• _Instruction_:
Keep the wording of each record exactly the same when you repeat it, and leave out pictures.

── Data for this task ──

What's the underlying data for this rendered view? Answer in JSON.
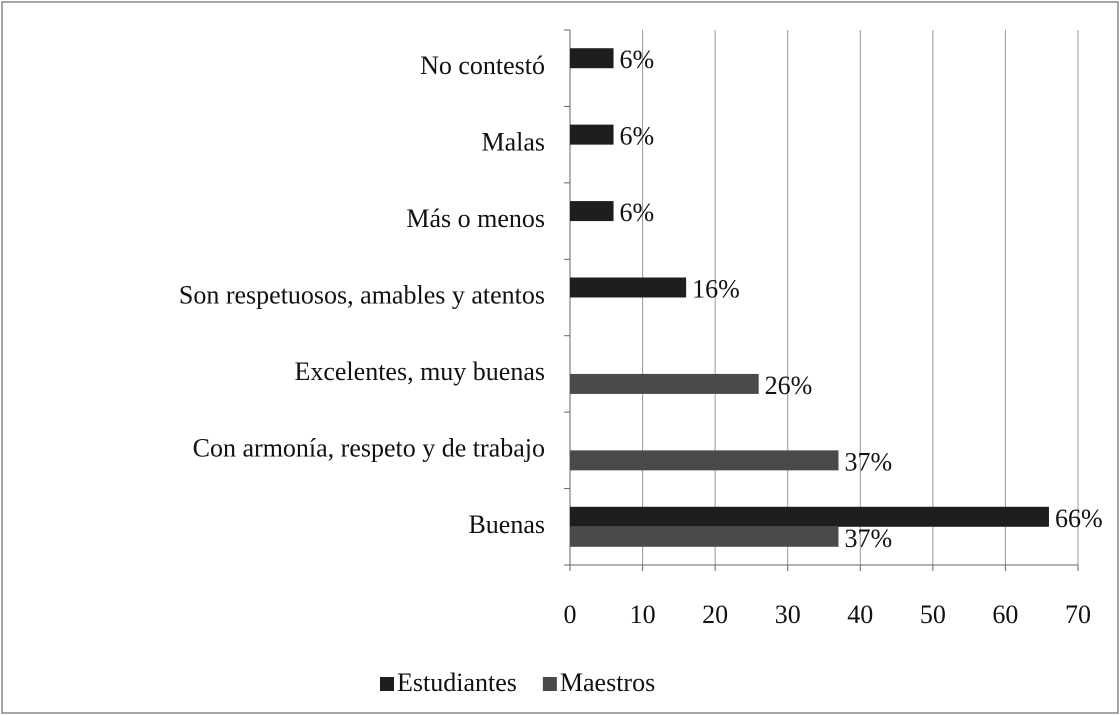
{
  "chart_data": {
    "type": "hbar",
    "categories": [
      "No contestó",
      "Malas",
      "Más o menos",
      "Son respetuosos, amables y atentos",
      "Excelentes, muy buenas",
      "Con armonía, respeto y de trabajo",
      "Buenas"
    ],
    "series": [
      {
        "name": "Estudiantes",
        "color": "#1e1e1e",
        "values": [
          6,
          6,
          6,
          16,
          null,
          null,
          66
        ],
        "value_labels": [
          "6%",
          "6%",
          "6%",
          "16%",
          null,
          null,
          "66%"
        ]
      },
      {
        "name": "Maestros",
        "color": "#4a4a4a",
        "values": [
          null,
          null,
          null,
          null,
          26,
          37,
          37
        ],
        "value_labels": [
          null,
          null,
          null,
          null,
          "26%",
          "37%",
          "37%"
        ]
      }
    ],
    "xlim": [
      0,
      70
    ],
    "xticks": [
      0,
      10,
      20,
      30,
      40,
      50,
      60,
      70
    ],
    "grid": true,
    "legend": "bottom"
  }
}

───

• _Correct answer_:
What's the underlying data for this rendered view? Answer in JSON.
{
  "chart_data": {
    "type": "hbar",
    "categories": [
      "No contestó",
      "Malas",
      "Más o menos",
      "Son respetuosos, amables y atentos",
      "Excelentes, muy buenas",
      "Con armonía, respeto y de trabajo",
      "Buenas"
    ],
    "series": [
      {
        "name": "Estudiantes",
        "color": "#1e1e1e",
        "values": [
          6,
          6,
          6,
          16,
          null,
          null,
          66
        ],
        "value_labels": [
          "6%",
          "6%",
          "6%",
          "16%",
          null,
          null,
          "66%"
        ]
      },
      {
        "name": "Maestros",
        "color": "#4a4a4a",
        "values": [
          null,
          null,
          null,
          null,
          26,
          37,
          37
        ],
        "value_labels": [
          null,
          null,
          null,
          null,
          "26%",
          "37%",
          "37%"
        ]
      }
    ],
    "xlim": [
      0,
      70
    ],
    "xticks": [
      0,
      10,
      20,
      30,
      40,
      50,
      60,
      70
    ],
    "grid": true,
    "legend": "bottom"
  }
}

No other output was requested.